▶ **What needs to be done**: Reply with the count of lines holding "Department", nothing more.

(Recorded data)
###

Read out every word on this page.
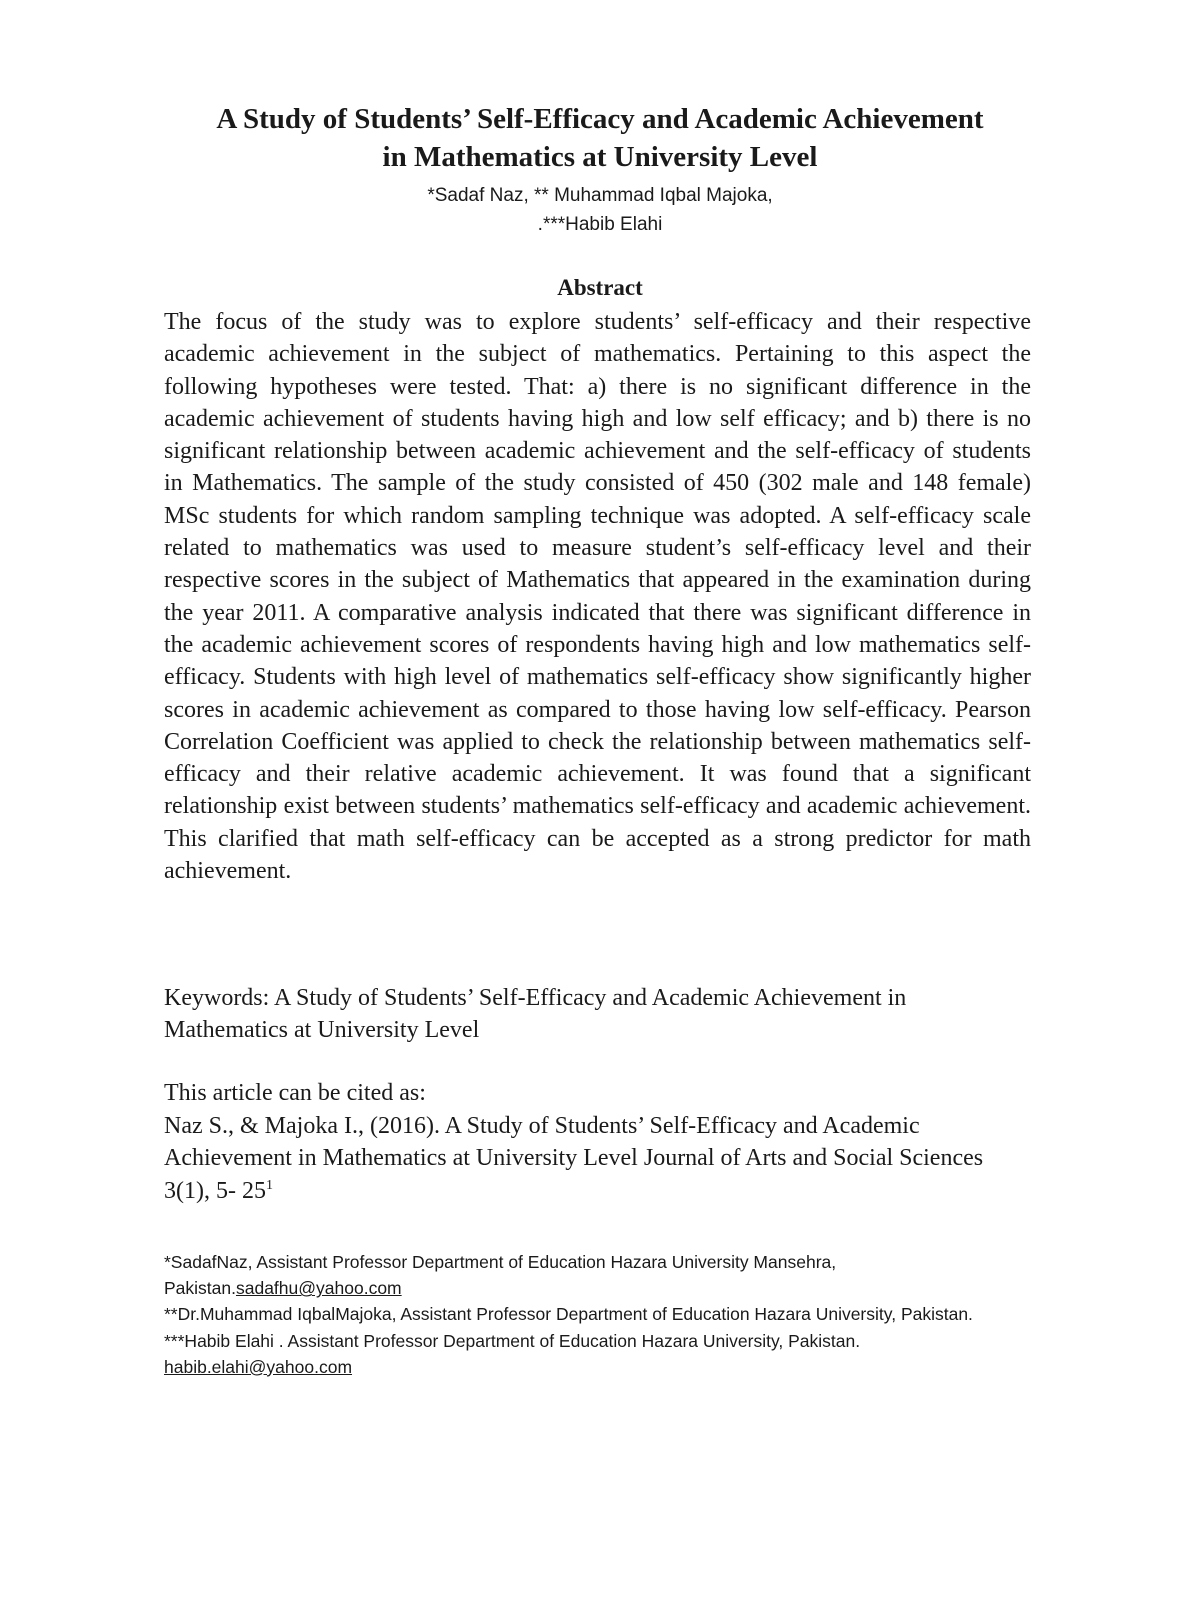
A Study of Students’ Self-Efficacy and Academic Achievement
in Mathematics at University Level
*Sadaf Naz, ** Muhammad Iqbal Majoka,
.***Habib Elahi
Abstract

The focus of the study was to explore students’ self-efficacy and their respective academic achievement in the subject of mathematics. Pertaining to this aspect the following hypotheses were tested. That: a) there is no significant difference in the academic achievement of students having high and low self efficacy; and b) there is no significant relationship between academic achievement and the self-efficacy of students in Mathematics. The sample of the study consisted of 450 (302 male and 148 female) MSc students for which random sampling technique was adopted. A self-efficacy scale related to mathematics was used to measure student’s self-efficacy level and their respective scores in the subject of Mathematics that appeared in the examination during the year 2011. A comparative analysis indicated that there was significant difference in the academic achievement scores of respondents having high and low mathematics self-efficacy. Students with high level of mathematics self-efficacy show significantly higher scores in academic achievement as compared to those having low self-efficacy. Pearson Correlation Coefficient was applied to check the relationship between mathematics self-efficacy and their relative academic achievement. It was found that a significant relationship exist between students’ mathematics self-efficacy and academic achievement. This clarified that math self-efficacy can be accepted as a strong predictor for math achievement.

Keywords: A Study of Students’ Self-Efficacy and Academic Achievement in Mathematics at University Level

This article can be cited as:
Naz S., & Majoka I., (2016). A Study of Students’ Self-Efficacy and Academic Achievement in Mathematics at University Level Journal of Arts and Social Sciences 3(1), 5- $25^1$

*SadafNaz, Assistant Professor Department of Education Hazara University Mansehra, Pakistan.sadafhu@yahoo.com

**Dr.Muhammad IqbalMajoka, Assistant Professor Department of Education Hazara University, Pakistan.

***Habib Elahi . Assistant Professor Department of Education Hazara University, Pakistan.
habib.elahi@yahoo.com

###

▶ **Task response**: 3